TASK REQUIREMENTS →
Locate all lines with the word "быстро". Copy them.

EXCERPTED DATA →
:::::
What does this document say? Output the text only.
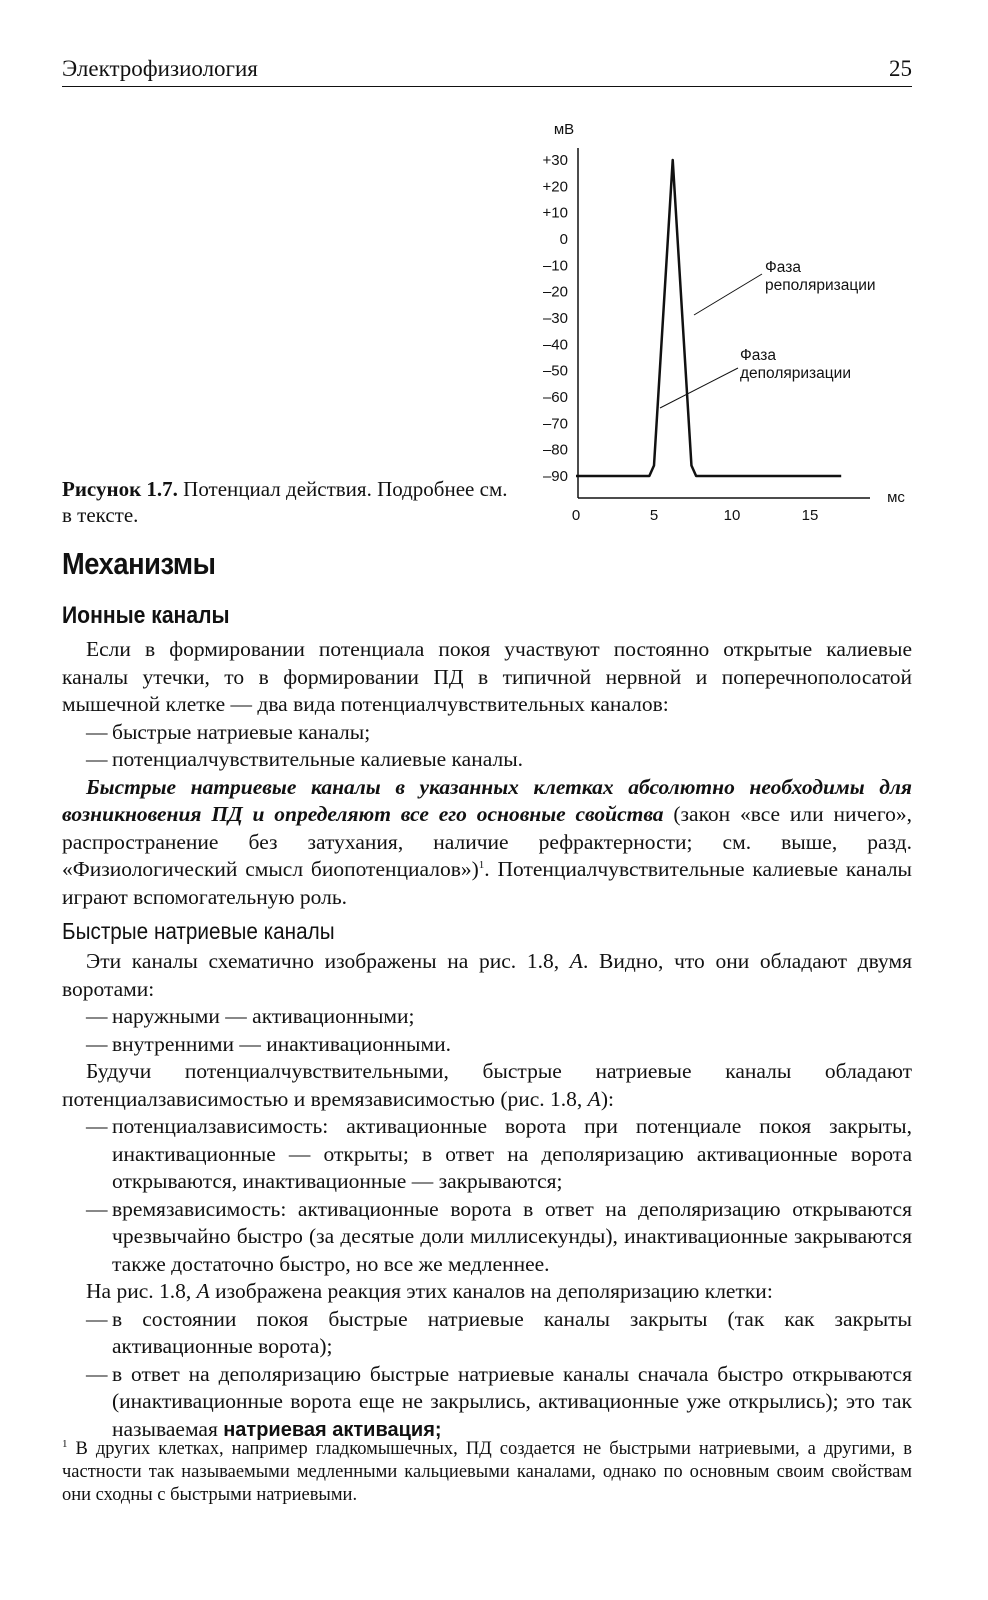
Электрофизиология	25
мВ
мс
+30
+20
+10
0
–10
–20
–30
–40
–50
–60
–70
–80
–90
0	5	10	15
Фаза
реполяризации
Фаза
деполяризации
Рисунок 1.7. Потенциал действия. Подробнее см. в тексте.
Механизмы
Ионные каналы

Если в формировании потенциала покоя участвуют постоянно открытые калиевые каналы утечки, то в формировании ПД в типичной нервной и поперечнополосатой мышечной клетке — два вида потенциалчувствительных каналов:

— быстрые натриевые каналы;

— потенциалчувствительные калиевые каналы.

Быстрые натриевые каналы в указанных клетках абсолютно необходимы для возникновения ПД и определяют все его основные свойства (закон «все или ничего», распространение без затухания, наличие рефрактерности; см. выше, разд. «Физиологический смысл биопотенциалов»)$^1$. Потенциалчувствительные калиевые каналы играют вспомогательную роль.

Быстрые натриевые каналы

Эти каналы схематично изображены на рис. 1.8, А. Видно, что они обладают двумя воротами:

— наружными — активационными;

— внутренними — инактивационными.

Будучи потенциалчувствительными, быстрые натриевые каналы обладают потенциалзависимостью и времязависимостью (рис. 1.8, А):

— потенциалзависимость: активационные ворота при потенциале покоя закрыты, инактивационные — открыты; в ответ на деполяризацию активационные ворота открываются, инактивационные — закрываются;

— времязависимость: активационные ворота в ответ на деполяризацию открываются чрезвычайно быстро (за десятые доли миллисекунды), инактивационные закрываются также достаточно быстро, но все же медленнее.

На рис. 1.8, А изображена реакция этих каналов на деполяризацию клетки:

— в состоянии покоя быстрые натриевые каналы закрыты (так как закрыты активационные ворота);

— в ответ на деполяризацию быстрые натриевые каналы сначала быстро открываются (инактивационные ворота еще не закрылись, активационные уже открылись); это так называемая натриевая активация;

$^1$ В других клетках, например гладкомышечных, ПД создается не быстрыми натриевыми, а другими, в частности так называемыми медленными кальциевыми каналами, однако по основным своим свойствам они сходны с быстрыми натриевыми.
:::::
RESPONSE BELOW →
— времязависимость: активационные ворота в ответ на деполяризацию открываются чрезвычайно быстро (за десятые доли миллисекунды), инактивационные закрываются также достаточно быстро, но все же медленнее.
— в ответ на деполяризацию быстрые натриевые каналы сначала быстро открываются (инактивационные ворота еще не закрылись, активационные уже открылись); это так называемая натриевая активация;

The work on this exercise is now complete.